What is needed:
Every entry should be repeated exactly. Omit the pictures.

(Dataset items)
▬▬▬▬▬▬▬▬▬▬

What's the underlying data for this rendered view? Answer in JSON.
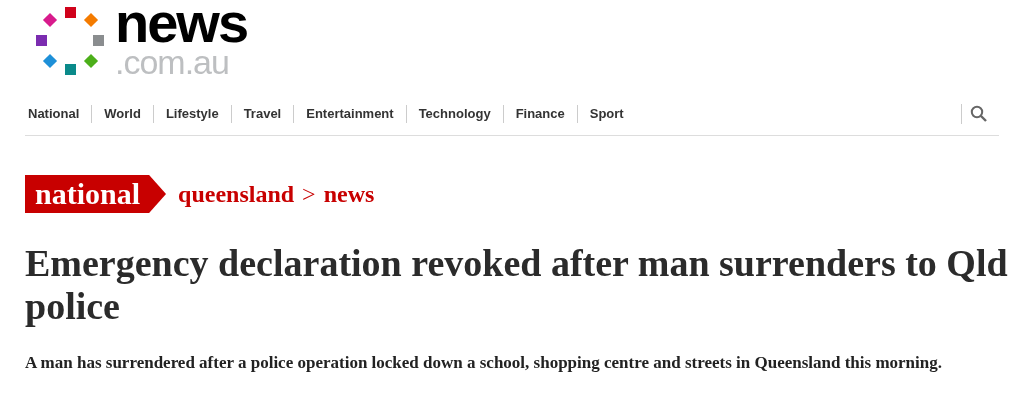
{
  "logo": {
    "name": "news",
    "domain": ".com.au"
  },
  "nav": {
    "items": [
      {
        "label": "National"
      },
      {
        "label": "World"
      },
      {
        "label": "Lifestyle"
      },
      {
        "label": "Travel"
      },
      {
        "label": "Entertainment"
      },
      {
        "label": "Technology"
      },
      {
        "label": "Finance"
      },
      {
        "label": "Sport"
      }
    ]
  },
  "breadcrumb": {
    "section": "national",
    "path": [
      "queensland",
      "news"
    ],
    "separator": ">"
  },
  "headline": "Emergency declaration revoked after man surrenders to Qld police",
  "summary": "A man has surrendered after a police operation locked down a school, shopping centre and streets in Queensland this morning."
}
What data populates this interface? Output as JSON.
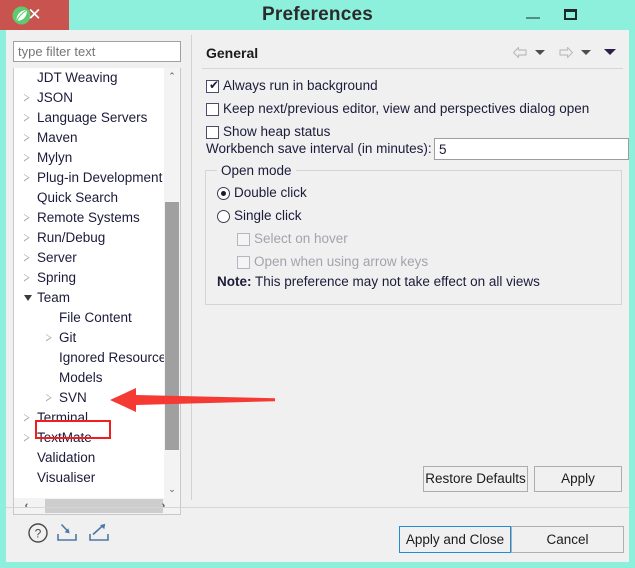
{
  "window": {
    "title": "Preferences",
    "app_icon": "spring-leaf-icon",
    "controls": {
      "minimize": "minimize-icon",
      "maximize": "maximize-icon",
      "close": "✕",
      "close_color": "#c9544f"
    },
    "frame_color": "#8cf0dc"
  },
  "sidebar": {
    "filter": {
      "value": "",
      "placeholder": "type filter text"
    },
    "tree": [
      {
        "label": "JDT Weaving",
        "indent": 1,
        "twisty": "none"
      },
      {
        "label": "JSON",
        "indent": 1,
        "twisty": "collapsed"
      },
      {
        "label": "Language Servers",
        "indent": 1,
        "twisty": "collapsed"
      },
      {
        "label": "Maven",
        "indent": 1,
        "twisty": "collapsed"
      },
      {
        "label": "Mylyn",
        "indent": 1,
        "twisty": "collapsed"
      },
      {
        "label": "Plug-in Development",
        "indent": 1,
        "twisty": "collapsed"
      },
      {
        "label": "Quick Search",
        "indent": 1,
        "twisty": "none"
      },
      {
        "label": "Remote Systems",
        "indent": 1,
        "twisty": "collapsed"
      },
      {
        "label": "Run/Debug",
        "indent": 1,
        "twisty": "collapsed"
      },
      {
        "label": "Server",
        "indent": 1,
        "twisty": "collapsed"
      },
      {
        "label": "Spring",
        "indent": 1,
        "twisty": "collapsed"
      },
      {
        "label": "Team",
        "indent": 1,
        "twisty": "expanded"
      },
      {
        "label": "File Content",
        "indent": 2,
        "twisty": "none"
      },
      {
        "label": "Git",
        "indent": 2,
        "twisty": "collapsed"
      },
      {
        "label": "Ignored Resources",
        "indent": 2,
        "twisty": "none"
      },
      {
        "label": "Models",
        "indent": 2,
        "twisty": "none"
      },
      {
        "label": "SVN",
        "indent": 2,
        "twisty": "collapsed",
        "highlighted": true
      },
      {
        "label": "Terminal",
        "indent": 1,
        "twisty": "collapsed"
      },
      {
        "label": "TextMate",
        "indent": 1,
        "twisty": "collapsed"
      },
      {
        "label": "Validation",
        "indent": 1,
        "twisty": "none"
      },
      {
        "label": "Visualiser",
        "indent": 1,
        "twisty": "none"
      }
    ],
    "scrollbar": {
      "up_arrow": "⌃",
      "down_arrow": "⌄",
      "left_arrow": "‹",
      "right_arrow": "›"
    }
  },
  "annotation": {
    "highlight_color": "#ef1f1f",
    "arrow_color": "#f53a33",
    "target": "SVN"
  },
  "main": {
    "title": "General",
    "nav": {
      "back_icon": "back-arrow-icon",
      "back_menu_icon": "chevron-down-icon",
      "forward_icon": "forward-arrow-icon",
      "forward_menu_icon": "chevron-down-icon",
      "more_menu_icon": "chevron-down-filled-icon"
    },
    "checkboxes": [
      {
        "label": "Always run in background",
        "checked": true,
        "enabled": true,
        "tick": "✔"
      },
      {
        "label": "Keep next/previous editor, view and perspectives dialog open",
        "checked": false,
        "enabled": true
      },
      {
        "label": "Show heap status",
        "checked": false,
        "enabled": true
      }
    ],
    "save_interval": {
      "label": "Workbench save interval (in minutes):",
      "value": "5"
    },
    "open_mode": {
      "legend": "Open mode",
      "radios": [
        {
          "label": "Double click",
          "selected": true
        },
        {
          "label": "Single click",
          "selected": false
        }
      ],
      "sub_checkboxes": [
        {
          "label": "Select on hover",
          "checked": false,
          "enabled": false
        },
        {
          "label": "Open when using arrow keys",
          "checked": false,
          "enabled": false
        }
      ],
      "note_prefix": "Note:",
      "note_text": "This preference may not take effect on all views"
    },
    "buttons": {
      "restore_defaults": "Restore Defaults",
      "apply": "Apply"
    }
  },
  "footer": {
    "icons": {
      "help": "help-icon",
      "import": "import-icon",
      "export": "export-icon"
    },
    "apply_and_close": "Apply and Close",
    "cancel": "Cancel"
  }
}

▬▬▬▬▬▬▬▬▬▬

Task output:
What's the underlying data for this rendered view? Answer in JSON.
{
  "logo": {
    "name": "news",
    "domain": ".com.au"
  },
  "nav": {
    "items": [
      {
        "label": "National"
      },
      {
        "label": "World"
      },
      {
        "label": "Lifestyle"
      },
      {
        "label": "Travel"
      },
      {
        "label": "Entertainment"
      },
      {
        "label": "Technology"
      },
      {
        "label": "Finance"
      },
      {
        "label": "Sport"
      }
    ]
  },
  "breadcrumb": {
    "section": "national",
    "path": [
      "queensland",
      "news"
    ],
    "separator": ">"
  },
  "headline": "Emergency declaration revoked after man surrenders to Qld police",
  "summary": "A man has surrendered after a police operation locked down a school, shopping centre and streets in Queensland this morning."
}
What data populates this interface? Output as JSON.
{
  "window": {
    "title": "Preferences",
    "app_icon": "spring-leaf-icon",
    "controls": {
      "minimize": "minimize-icon",
      "maximize": "maximize-icon",
      "close": "✕",
      "close_color": "#c9544f"
    },
    "frame_color": "#8cf0dc"
  },
  "sidebar": {
    "filter": {
      "value": "",
      "placeholder": "type filter text"
    },
    "tree": [
      {
        "label": "JDT Weaving",
        "indent": 1,
        "twisty": "none"
      },
      {
        "label": "JSON",
        "indent": 1,
        "twisty": "collapsed"
      },
      {
        "label": "Language Servers",
        "indent": 1,
        "twisty": "collapsed"
      },
      {
        "label": "Maven",
        "indent": 1,
        "twisty": "collapsed"
      },
      {
        "label": "Mylyn",
        "indent": 1,
        "twisty": "collapsed"
      },
      {
        "label": "Plug-in Development",
        "indent": 1,
        "twisty": "collapsed"
      },
      {
        "label": "Quick Search",
        "indent": 1,
        "twisty": "none"
      },
      {
        "label": "Remote Systems",
        "indent": 1,
        "twisty": "collapsed"
      },
      {
        "label": "Run/Debug",
        "indent": 1,
        "twisty": "collapsed"
      },
      {
        "label": "Server",
        "indent": 1,
        "twisty": "collapsed"
      },
      {
        "label": "Spring",
        "indent": 1,
        "twisty": "collapsed"
      },
      {
        "label": "Team",
        "indent": 1,
        "twisty": "expanded"
      },
      {
        "label": "File Content",
        "indent": 2,
        "twisty": "none"
      },
      {
        "label": "Git",
        "indent": 2,
        "twisty": "collapsed"
      },
      {
        "label": "Ignored Resources",
        "indent": 2,
        "twisty": "none"
      },
      {
        "label": "Models",
        "indent": 2,
        "twisty": "none"
      },
      {
        "label": "SVN",
        "indent": 2,
        "twisty": "collapsed",
        "highlighted": true
      },
      {
        "label": "Terminal",
        "indent": 1,
        "twisty": "collapsed"
      },
      {
        "label": "TextMate",
        "indent": 1,
        "twisty": "collapsed"
      },
      {
        "label": "Validation",
        "indent": 1,
        "twisty": "none"
      },
      {
        "label": "Visualiser",
        "indent": 1,
        "twisty": "none"
      }
    ],
    "scrollbar": {
      "up_arrow": "⌃",
      "down_arrow": "⌄",
      "left_arrow": "‹",
      "right_arrow": "›"
    }
  },
  "annotation": {
    "highlight_color": "#ef1f1f",
    "arrow_color": "#f53a33",
    "target": "SVN"
  },
  "main": {
    "title": "General",
    "nav": {
      "back_icon": "back-arrow-icon",
      "back_menu_icon": "chevron-down-icon",
      "forward_icon": "forward-arrow-icon",
      "forward_menu_icon": "chevron-down-icon",
      "more_menu_icon": "chevron-down-filled-icon"
    },
    "checkboxes": [
      {
        "label": "Always run in background",
        "checked": true,
        "enabled": true,
        "tick": "✔"
      },
      {
        "label": "Keep next/previous editor, view and perspectives dialog open",
        "checked": false,
        "enabled": true
      },
      {
        "label": "Show heap status",
        "checked": false,
        "enabled": true
      }
    ],
    "save_interval": {
      "label": "Workbench save interval (in minutes):",
      "value": "5"
    },
    "open_mode": {
      "legend": "Open mode",
      "radios": [
        {
          "label": "Double click",
          "selected": true
        },
        {
          "label": "Single click",
          "selected": false
        }
      ],
      "sub_checkboxes": [
        {
          "label": "Select on hover",
          "checked": false,
          "enabled": false
        },
        {
          "label": "Open when using arrow keys",
          "checked": false,
          "enabled": false
        }
      ],
      "note_prefix": "Note:",
      "note_text": "This preference may not take effect on all views"
    },
    "buttons": {
      "restore_defaults": "Restore Defaults",
      "apply": "Apply"
    }
  },
  "footer": {
    "icons": {
      "help": "help-icon",
      "import": "import-icon",
      "export": "export-icon"
    },
    "apply_and_close": "Apply and Close",
    "cancel": "Cancel"
  }
}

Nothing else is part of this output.